+++ Entries supplied

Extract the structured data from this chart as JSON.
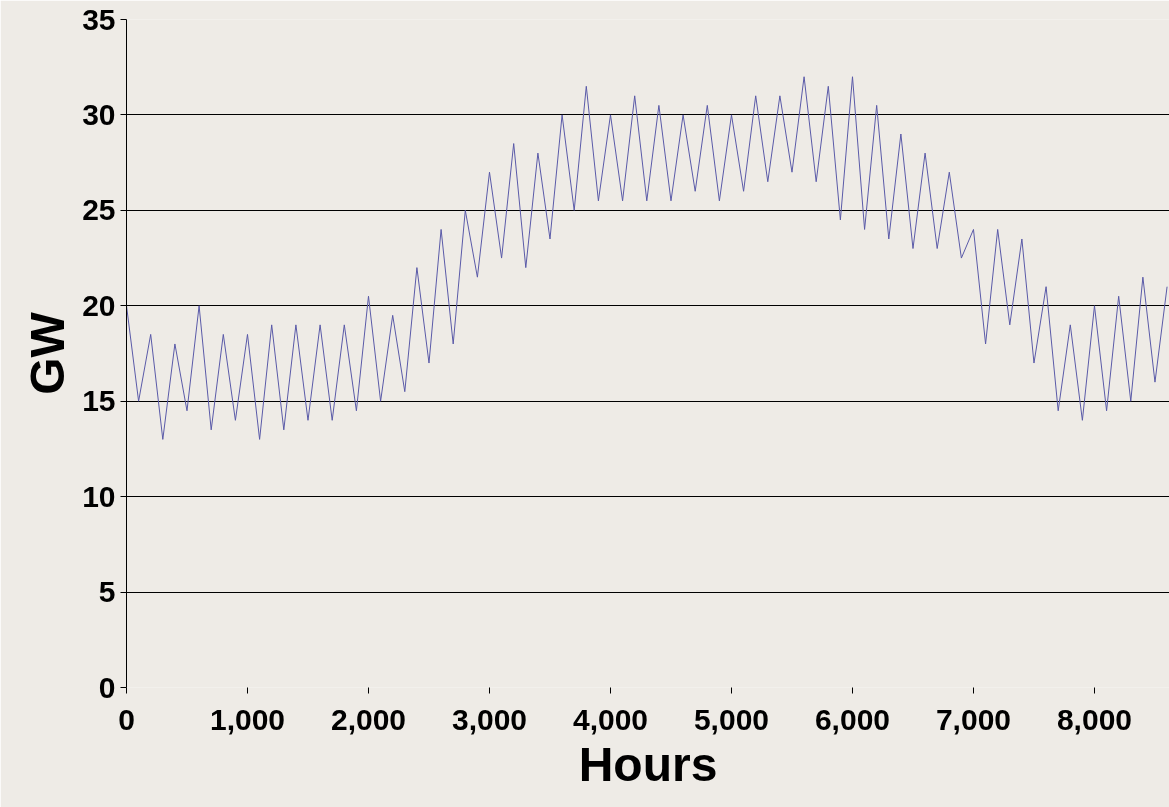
{
  "chart_data": {
    "type": "line",
    "xlabel": "Hours",
    "ylabel": "GW",
    "x": [
      0,
      100,
      200,
      300,
      400,
      500,
      600,
      700,
      800,
      900,
      1000,
      1100,
      1200,
      1300,
      1400,
      1500,
      1600,
      1700,
      1800,
      1900,
      2000,
      2100,
      2200,
      2300,
      2400,
      2500,
      2600,
      2700,
      2800,
      2900,
      3000,
      3100,
      3200,
      3300,
      3400,
      3500,
      3600,
      3700,
      3800,
      3900,
      4000,
      4100,
      4200,
      4300,
      4400,
      4500,
      4600,
      4700,
      4800,
      4900,
      5000,
      5100,
      5200,
      5300,
      5400,
      5500,
      5600,
      5700,
      5800,
      5900,
      6000,
      6100,
      6200,
      6300,
      6400,
      6500,
      6600,
      6700,
      6800,
      6900,
      7000,
      7100,
      7200,
      7300,
      7400,
      7500,
      7600,
      7700,
      7800,
      7900,
      8000,
      8100,
      8200,
      8300,
      8400,
      8500,
      8600
    ],
    "series": [
      {
        "color": "#5a5aa8",
        "values": [
          20,
          15,
          18.5,
          13,
          18,
          14.5,
          20,
          13.5,
          18.5,
          14,
          18.5,
          13,
          19,
          13.5,
          19,
          14,
          19,
          14,
          19,
          14.5,
          20.5,
          15,
          19.5,
          15.5,
          22,
          17,
          24,
          18,
          25,
          21.5,
          27,
          22.5,
          28.5,
          22,
          28,
          23.5,
          30,
          25,
          31.5,
          25.5,
          30,
          25.5,
          31,
          25.5,
          30.5,
          25.5,
          30,
          26,
          30.5,
          25.5,
          30,
          26,
          31,
          26.5,
          31,
          27,
          32,
          26.5,
          31.5,
          24.5,
          32,
          24,
          30.5,
          23.5,
          29,
          23,
          28,
          23,
          27,
          22.5,
          24,
          18,
          24,
          19,
          23.5,
          17,
          21,
          14.5,
          19,
          14,
          20,
          14.5,
          20.5,
          15,
          21.5,
          16,
          21
        ]
      }
    ],
    "xlim": [
      0,
      8620
    ],
    "ylim": [
      0,
      35
    ],
    "xticks": [
      0,
      {
        "value": 1000,
        "label": "1,000"
      },
      {
        "value": 2000,
        "label": "2,000"
      },
      {
        "value": 3000,
        "label": "3,000"
      },
      {
        "value": 4000,
        "label": "4,000"
      },
      {
        "value": 5000,
        "label": "5,000"
      },
      {
        "value": 6000,
        "label": "6,000"
      },
      {
        "value": 7000,
        "label": "7,000"
      },
      {
        "value": 8000,
        "label": "8,000"
      }
    ],
    "yticks": [
      0,
      5,
      10,
      15,
      20,
      25,
      30,
      35
    ],
    "grid": "y",
    "line_style": "solid"
  }
}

++++++

▶ **What you need to do**
Drop the images and repeat the data exactly.

▶ **The output**
Extract the structured data from this chart as JSON.
{
  "chart_data": {
    "type": "line",
    "xlabel": "Hours",
    "ylabel": "GW",
    "x": [
      0,
      100,
      200,
      300,
      400,
      500,
      600,
      700,
      800,
      900,
      1000,
      1100,
      1200,
      1300,
      1400,
      1500,
      1600,
      1700,
      1800,
      1900,
      2000,
      2100,
      2200,
      2300,
      2400,
      2500,
      2600,
      2700,
      2800,
      2900,
      3000,
      3100,
      3200,
      3300,
      3400,
      3500,
      3600,
      3700,
      3800,
      3900,
      4000,
      4100,
      4200,
      4300,
      4400,
      4500,
      4600,
      4700,
      4800,
      4900,
      5000,
      5100,
      5200,
      5300,
      5400,
      5500,
      5600,
      5700,
      5800,
      5900,
      6000,
      6100,
      6200,
      6300,
      6400,
      6500,
      6600,
      6700,
      6800,
      6900,
      7000,
      7100,
      7200,
      7300,
      7400,
      7500,
      7600,
      7700,
      7800,
      7900,
      8000,
      8100,
      8200,
      8300,
      8400,
      8500,
      8600
    ],
    "series": [
      {
        "color": "#5a5aa8",
        "values": [
          20,
          15,
          18.5,
          13,
          18,
          14.5,
          20,
          13.5,
          18.5,
          14,
          18.5,
          13,
          19,
          13.5,
          19,
          14,
          19,
          14,
          19,
          14.5,
          20.5,
          15,
          19.5,
          15.5,
          22,
          17,
          24,
          18,
          25,
          21.5,
          27,
          22.5,
          28.5,
          22,
          28,
          23.5,
          30,
          25,
          31.5,
          25.5,
          30,
          25.5,
          31,
          25.5,
          30.5,
          25.5,
          30,
          26,
          30.5,
          25.5,
          30,
          26,
          31,
          26.5,
          31,
          27,
          32,
          26.5,
          31.5,
          24.5,
          32,
          24,
          30.5,
          23.5,
          29,
          23,
          28,
          23,
          27,
          22.5,
          24,
          18,
          24,
          19,
          23.5,
          17,
          21,
          14.5,
          19,
          14,
          20,
          14.5,
          20.5,
          15,
          21.5,
          16,
          21
        ]
      }
    ],
    "xlim": [
      0,
      8620
    ],
    "ylim": [
      0,
      35
    ],
    "xticks": [
      0,
      {
        "value": 1000,
        "label": "1,000"
      },
      {
        "value": 2000,
        "label": "2,000"
      },
      {
        "value": 3000,
        "label": "3,000"
      },
      {
        "value": 4000,
        "label": "4,000"
      },
      {
        "value": 5000,
        "label": "5,000"
      },
      {
        "value": 6000,
        "label": "6,000"
      },
      {
        "value": 7000,
        "label": "7,000"
      },
      {
        "value": 8000,
        "label": "8,000"
      }
    ],
    "yticks": [
      0,
      5,
      10,
      15,
      20,
      25,
      30,
      35
    ],
    "grid": "y",
    "line_style": "solid"
  }
}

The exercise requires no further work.